* PROBLEM TO WORK ON *
Copy the full set of lines exactly as given.

* GIVEN ENTRIES *
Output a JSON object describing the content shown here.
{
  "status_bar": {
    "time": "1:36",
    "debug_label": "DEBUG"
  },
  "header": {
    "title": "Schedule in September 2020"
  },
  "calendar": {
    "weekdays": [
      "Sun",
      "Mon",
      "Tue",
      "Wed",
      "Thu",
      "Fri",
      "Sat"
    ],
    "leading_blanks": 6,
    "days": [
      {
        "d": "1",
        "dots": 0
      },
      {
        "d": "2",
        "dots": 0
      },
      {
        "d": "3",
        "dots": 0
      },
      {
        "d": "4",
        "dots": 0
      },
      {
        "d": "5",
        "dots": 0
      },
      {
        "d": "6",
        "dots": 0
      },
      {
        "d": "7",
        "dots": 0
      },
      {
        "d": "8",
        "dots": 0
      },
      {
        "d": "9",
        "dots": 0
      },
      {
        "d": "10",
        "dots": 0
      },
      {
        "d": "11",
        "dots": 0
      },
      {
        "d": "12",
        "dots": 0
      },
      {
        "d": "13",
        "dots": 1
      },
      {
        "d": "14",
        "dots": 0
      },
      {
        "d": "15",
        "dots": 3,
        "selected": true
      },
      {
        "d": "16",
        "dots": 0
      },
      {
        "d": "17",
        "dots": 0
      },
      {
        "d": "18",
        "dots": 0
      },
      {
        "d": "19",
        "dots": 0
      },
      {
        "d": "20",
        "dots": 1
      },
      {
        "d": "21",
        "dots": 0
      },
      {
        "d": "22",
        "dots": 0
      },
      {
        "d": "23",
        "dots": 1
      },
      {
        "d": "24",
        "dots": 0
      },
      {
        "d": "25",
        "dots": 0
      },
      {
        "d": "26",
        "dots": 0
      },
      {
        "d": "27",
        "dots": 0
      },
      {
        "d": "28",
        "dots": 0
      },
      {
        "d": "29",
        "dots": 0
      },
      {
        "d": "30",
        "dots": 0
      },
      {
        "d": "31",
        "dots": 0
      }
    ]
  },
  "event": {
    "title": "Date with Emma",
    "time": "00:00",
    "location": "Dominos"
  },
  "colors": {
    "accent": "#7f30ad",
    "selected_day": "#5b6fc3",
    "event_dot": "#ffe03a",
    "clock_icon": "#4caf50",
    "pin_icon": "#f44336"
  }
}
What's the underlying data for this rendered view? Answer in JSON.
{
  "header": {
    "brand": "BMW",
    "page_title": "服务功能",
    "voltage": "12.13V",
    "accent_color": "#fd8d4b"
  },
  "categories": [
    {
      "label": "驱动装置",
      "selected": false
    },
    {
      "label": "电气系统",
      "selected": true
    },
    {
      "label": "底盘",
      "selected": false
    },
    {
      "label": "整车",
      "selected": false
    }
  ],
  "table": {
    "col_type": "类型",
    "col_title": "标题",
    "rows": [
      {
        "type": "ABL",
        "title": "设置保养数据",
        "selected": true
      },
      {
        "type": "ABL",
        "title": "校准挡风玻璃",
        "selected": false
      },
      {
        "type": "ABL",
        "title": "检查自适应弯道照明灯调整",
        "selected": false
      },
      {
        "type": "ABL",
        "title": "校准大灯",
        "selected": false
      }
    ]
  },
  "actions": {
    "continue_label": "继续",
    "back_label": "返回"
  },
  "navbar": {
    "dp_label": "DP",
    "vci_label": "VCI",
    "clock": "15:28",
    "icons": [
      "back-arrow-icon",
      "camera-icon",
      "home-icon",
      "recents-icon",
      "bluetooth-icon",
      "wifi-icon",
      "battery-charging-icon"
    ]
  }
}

* ANSWER TO THIS TASK *
Output a JSON object describing the content shown here.
{
  "status_bar": {
    "time": "1:36",
    "debug_label": "DEBUG"
  },
  "header": {
    "title": "Schedule in September 2020"
  },
  "calendar": {
    "weekdays": [
      "Sun",
      "Mon",
      "Tue",
      "Wed",
      "Thu",
      "Fri",
      "Sat"
    ],
    "leading_blanks": 6,
    "days": [
      {
        "d": "1",
        "dots": 0
      },
      {
        "d": "2",
        "dots": 0
      },
      {
        "d": "3",
        "dots": 0
      },
      {
        "d": "4",
        "dots": 0
      },
      {
        "d": "5",
        "dots": 0
      },
      {
        "d": "6",
        "dots": 0
      },
      {
        "d": "7",
        "dots": 0
      },
      {
        "d": "8",
        "dots": 0
      },
      {
        "d": "9",
        "dots": 0
      },
      {
        "d": "10",
        "dots": 0
      },
      {
        "d": "11",
        "dots": 0
      },
      {
        "d": "12",
        "dots": 0
      },
      {
        "d": "13",
        "dots": 1
      },
      {
        "d": "14",
        "dots": 0
      },
      {
        "d": "15",
        "dots": 3,
        "selected": true
      },
      {
        "d": "16",
        "dots": 0
      },
      {
        "d": "17",
        "dots": 0
      },
      {
        "d": "18",
        "dots": 0
      },
      {
        "d": "19",
        "dots": 0
      },
      {
        "d": "20",
        "dots": 1
      },
      {
        "d": "21",
        "dots": 0
      },
      {
        "d": "22",
        "dots": 0
      },
      {
        "d": "23",
        "dots": 1
      },
      {
        "d": "24",
        "dots": 0
      },
      {
        "d": "25",
        "dots": 0
      },
      {
        "d": "26",
        "dots": 0
      },
      {
        "d": "27",
        "dots": 0
      },
      {
        "d": "28",
        "dots": 0
      },
      {
        "d": "29",
        "dots": 0
      },
      {
        "d": "30",
        "dots": 0
      },
      {
        "d": "31",
        "dots": 0
      }
    ]
  },
  "event": {
    "title": "Date with Emma",
    "time": "00:00",
    "location": "Dominos"
  },
  "colors": {
    "accent": "#7f30ad",
    "selected_day": "#5b6fc3",
    "event_dot": "#ffe03a",
    "clock_icon": "#4caf50",
    "pin_icon": "#f44336"
  }
}
What's the underlying data for this rendered view? Answer in JSON.
{
  "header": {
    "brand": "BMW",
    "page_title": "服务功能",
    "voltage": "12.13V",
    "accent_color": "#fd8d4b"
  },
  "categories": [
    {
      "label": "驱动装置",
      "selected": false
    },
    {
      "label": "电气系统",
      "selected": true
    },
    {
      "label": "底盘",
      "selected": false
    },
    {
      "label": "整车",
      "selected": false
    }
  ],
  "table": {
    "col_type": "类型",
    "col_title": "标题",
    "rows": [
      {
        "type": "ABL",
        "title": "设置保养数据",
        "selected": true
      },
      {
        "type": "ABL",
        "title": "校准挡风玻璃",
        "selected": false
      },
      {
        "type": "ABL",
        "title": "检查自适应弯道照明灯调整",
        "selected": false
      },
      {
        "type": "ABL",
        "title": "校准大灯",
        "selected": false
      }
    ]
  },
  "actions": {
    "continue_label": "继续",
    "back_label": "返回"
  },
  "navbar": {
    "dp_label": "DP",
    "vci_label": "VCI",
    "clock": "15:28",
    "icons": [
      "back-arrow-icon",
      "camera-icon",
      "home-icon",
      "recents-icon",
      "bluetooth-icon",
      "wifi-icon",
      "battery-charging-icon"
    ]
  }
}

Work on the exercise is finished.